▶ Problem details: Copy out every one of the rows below word for word, but leave the pictures out.

==== Data supplied ====

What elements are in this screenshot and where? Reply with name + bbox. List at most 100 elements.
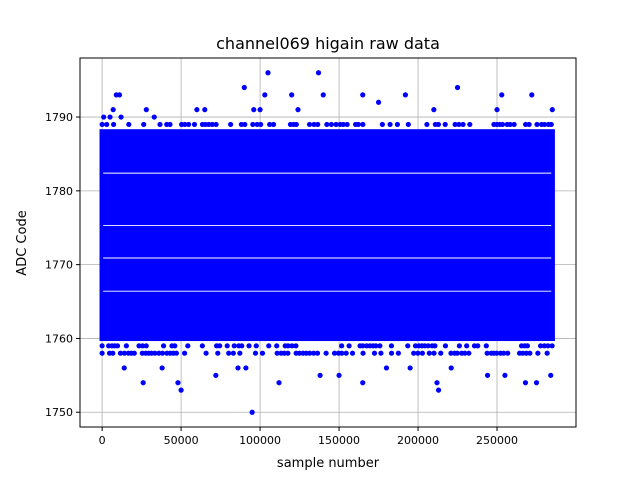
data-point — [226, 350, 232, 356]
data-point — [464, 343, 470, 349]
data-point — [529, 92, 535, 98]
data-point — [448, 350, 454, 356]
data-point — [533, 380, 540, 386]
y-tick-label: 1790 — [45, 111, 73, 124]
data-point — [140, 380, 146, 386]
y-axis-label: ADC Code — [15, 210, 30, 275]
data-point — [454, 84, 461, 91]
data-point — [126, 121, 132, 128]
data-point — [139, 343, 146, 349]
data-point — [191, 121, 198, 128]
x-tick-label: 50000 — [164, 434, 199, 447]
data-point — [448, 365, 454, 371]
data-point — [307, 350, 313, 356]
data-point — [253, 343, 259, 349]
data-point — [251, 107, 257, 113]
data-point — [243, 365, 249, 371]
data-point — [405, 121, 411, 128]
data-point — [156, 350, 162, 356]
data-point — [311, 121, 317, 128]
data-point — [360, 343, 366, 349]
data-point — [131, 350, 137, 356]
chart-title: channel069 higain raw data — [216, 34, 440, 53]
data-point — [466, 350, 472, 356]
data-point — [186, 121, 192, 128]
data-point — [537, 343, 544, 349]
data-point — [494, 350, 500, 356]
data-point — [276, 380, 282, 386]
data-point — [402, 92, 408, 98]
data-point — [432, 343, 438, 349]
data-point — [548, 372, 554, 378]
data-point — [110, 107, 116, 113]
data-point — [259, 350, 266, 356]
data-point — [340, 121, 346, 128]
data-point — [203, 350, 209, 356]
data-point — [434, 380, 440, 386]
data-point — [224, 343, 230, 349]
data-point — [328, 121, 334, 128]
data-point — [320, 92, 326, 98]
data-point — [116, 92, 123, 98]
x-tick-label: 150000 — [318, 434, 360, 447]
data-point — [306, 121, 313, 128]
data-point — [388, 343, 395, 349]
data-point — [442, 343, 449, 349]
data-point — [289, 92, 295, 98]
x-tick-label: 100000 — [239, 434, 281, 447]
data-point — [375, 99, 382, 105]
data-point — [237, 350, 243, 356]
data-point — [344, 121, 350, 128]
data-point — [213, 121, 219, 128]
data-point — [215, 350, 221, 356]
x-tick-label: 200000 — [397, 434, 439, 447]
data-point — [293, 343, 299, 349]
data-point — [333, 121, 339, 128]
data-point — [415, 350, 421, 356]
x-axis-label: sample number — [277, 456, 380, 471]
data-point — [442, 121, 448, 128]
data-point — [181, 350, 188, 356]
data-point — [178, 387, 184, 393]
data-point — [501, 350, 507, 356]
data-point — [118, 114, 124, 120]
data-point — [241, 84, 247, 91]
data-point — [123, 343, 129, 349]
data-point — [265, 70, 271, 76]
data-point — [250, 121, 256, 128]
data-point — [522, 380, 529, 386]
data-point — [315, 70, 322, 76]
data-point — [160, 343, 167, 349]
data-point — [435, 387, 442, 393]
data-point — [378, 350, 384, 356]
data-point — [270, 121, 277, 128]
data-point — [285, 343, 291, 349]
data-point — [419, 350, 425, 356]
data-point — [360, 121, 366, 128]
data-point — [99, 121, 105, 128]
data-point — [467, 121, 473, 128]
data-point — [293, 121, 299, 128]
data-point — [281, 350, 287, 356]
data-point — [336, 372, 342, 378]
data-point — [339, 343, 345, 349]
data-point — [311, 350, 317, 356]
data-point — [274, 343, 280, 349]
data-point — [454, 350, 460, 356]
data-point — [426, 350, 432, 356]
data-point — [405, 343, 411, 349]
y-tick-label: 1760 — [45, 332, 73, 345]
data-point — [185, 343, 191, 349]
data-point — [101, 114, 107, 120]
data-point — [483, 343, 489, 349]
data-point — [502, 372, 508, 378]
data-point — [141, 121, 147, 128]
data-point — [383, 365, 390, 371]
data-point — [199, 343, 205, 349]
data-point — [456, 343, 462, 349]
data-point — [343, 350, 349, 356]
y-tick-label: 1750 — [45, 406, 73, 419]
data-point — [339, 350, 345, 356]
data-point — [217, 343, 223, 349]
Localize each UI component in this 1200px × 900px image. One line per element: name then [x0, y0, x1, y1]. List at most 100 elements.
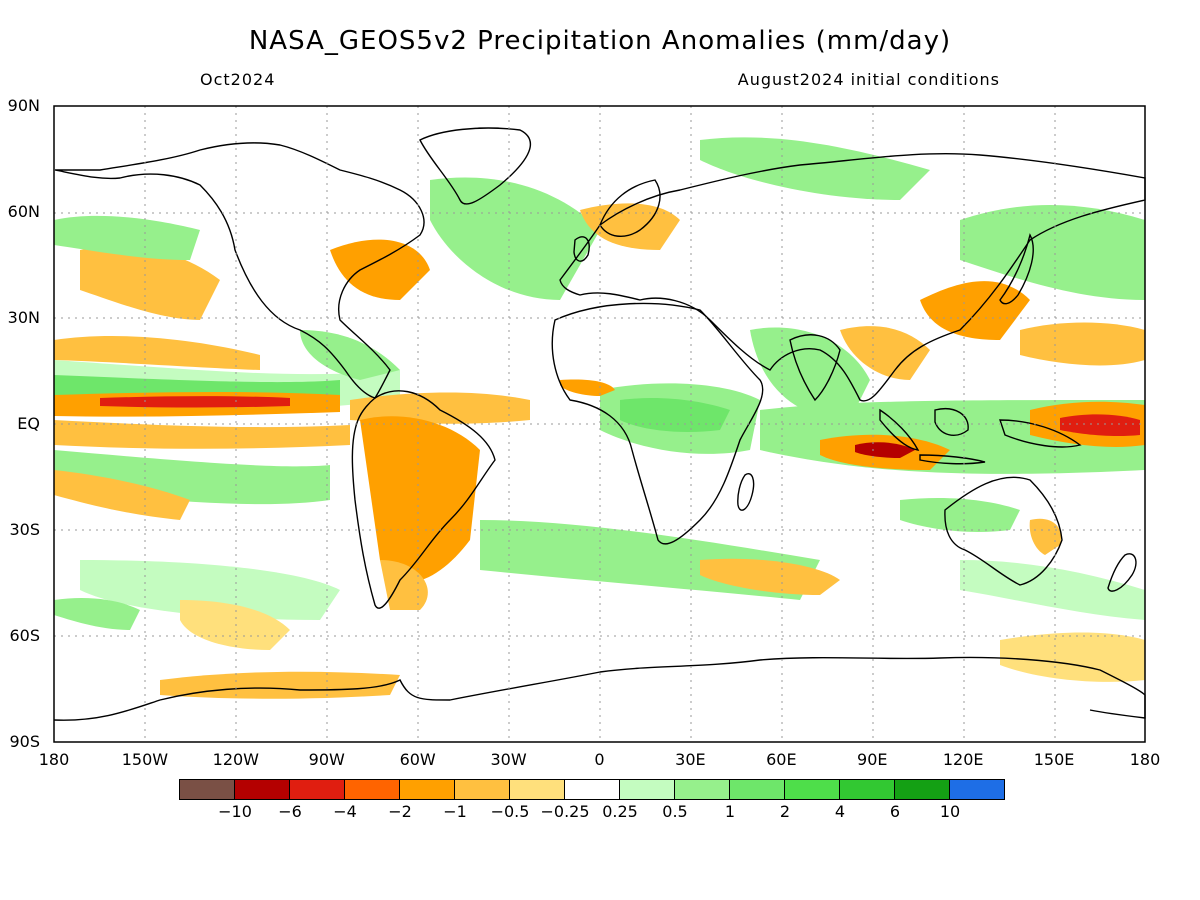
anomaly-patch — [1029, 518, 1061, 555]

====

▶ Final result:
What elements are in this screenshot and where? Reply with name + bbox. List at most 100 elements.
data-point — [226, 350, 232, 356]
data-point — [464, 343, 470, 349]
data-point — [529, 92, 535, 98]
data-point — [448, 350, 454, 356]
data-point — [533, 380, 540, 386]
y-tick-label: 1790 — [45, 111, 73, 124]
data-point — [140, 380, 146, 386]
y-axis-label: ADC Code — [15, 210, 30, 275]
data-point — [454, 84, 461, 91]
data-point — [126, 121, 132, 128]
data-point — [139, 343, 146, 349]
data-point — [191, 121, 198, 128]
x-tick-label: 50000 — [164, 434, 199, 447]
data-point — [448, 365, 454, 371]
data-point — [307, 350, 313, 356]
data-point — [253, 343, 259, 349]
data-point — [251, 107, 257, 113]
data-point — [243, 365, 249, 371]
data-point — [405, 121, 411, 128]
data-point — [156, 350, 162, 356]
data-point — [311, 121, 317, 128]
data-point — [360, 343, 366, 349]
data-point — [131, 350, 137, 356]
chart-title: channel069 higain raw data — [216, 34, 440, 53]
data-point — [466, 350, 472, 356]
data-point — [186, 121, 192, 128]
data-point — [537, 343, 544, 349]
data-point — [494, 350, 500, 356]
data-point — [276, 380, 282, 386]
data-point — [402, 92, 408, 98]
data-point — [432, 343, 438, 349]
data-point — [548, 372, 554, 378]
data-point — [110, 107, 116, 113]
data-point — [259, 350, 266, 356]
data-point — [340, 121, 346, 128]
data-point — [203, 350, 209, 356]
data-point — [434, 380, 440, 386]
data-point — [224, 343, 230, 349]
data-point — [328, 121, 334, 128]
data-point — [320, 92, 326, 98]
data-point — [116, 92, 123, 98]
x-tick-label: 150000 — [318, 434, 360, 447]
data-point — [306, 121, 313, 128]
data-point — [388, 343, 395, 349]
data-point — [442, 343, 449, 349]
data-point — [289, 92, 295, 98]
x-tick-label: 100000 — [239, 434, 281, 447]
data-point — [375, 99, 382, 105]
data-point — [237, 350, 243, 356]
data-point — [344, 121, 350, 128]
data-point — [213, 121, 219, 128]
data-point — [215, 350, 221, 356]
x-tick-label: 200000 — [397, 434, 439, 447]
data-point — [293, 343, 299, 349]
data-point — [333, 121, 339, 128]
data-point — [415, 350, 421, 356]
x-axis-label: sample number — [277, 456, 380, 471]
data-point — [442, 121, 448, 128]
data-point — [181, 350, 188, 356]
data-point — [178, 387, 184, 393]
data-point — [501, 350, 507, 356]
data-point — [118, 114, 124, 120]
data-point — [241, 84, 247, 91]
data-point — [123, 343, 129, 349]
data-point — [265, 70, 271, 76]
data-point — [250, 121, 256, 128]
data-point — [522, 380, 529, 386]
data-point — [315, 70, 322, 76]
data-point — [160, 343, 167, 349]
data-point — [435, 387, 442, 393]
data-point — [378, 350, 384, 356]
data-point — [270, 121, 277, 128]
data-point — [285, 343, 291, 349]
data-point — [419, 350, 425, 356]
data-point — [360, 121, 366, 128]
data-point — [99, 121, 105, 128]
data-point — [467, 121, 473, 128]
data-point — [293, 121, 299, 128]
data-point — [281, 350, 287, 356]
data-point — [336, 372, 342, 378]
data-point — [339, 343, 345, 349]
data-point — [311, 350, 317, 356]
data-point — [274, 343, 280, 349]
data-point — [454, 350, 460, 356]
data-point — [426, 350, 432, 356]
data-point — [405, 343, 411, 349]
y-tick-label: 1760 — [45, 332, 73, 345]
data-point — [185, 343, 191, 349]
data-point — [101, 114, 107, 120]
data-point — [483, 343, 489, 349]
data-point — [502, 372, 508, 378]
data-point — [141, 121, 147, 128]
data-point — [383, 365, 390, 371]
data-point — [199, 343, 205, 349]
data-point — [456, 343, 462, 349]
data-point — [343, 350, 349, 356]
y-tick-label: 1750 — [45, 406, 73, 419]
data-point — [339, 350, 345, 356]
data-point — [217, 343, 223, 349]
Localize each UI component in this 1200px × 900px image. One line per element: name then [x0, y0, x1, y1]. List at most 100 elements.
anomaly-patch — [1029, 518, 1061, 555]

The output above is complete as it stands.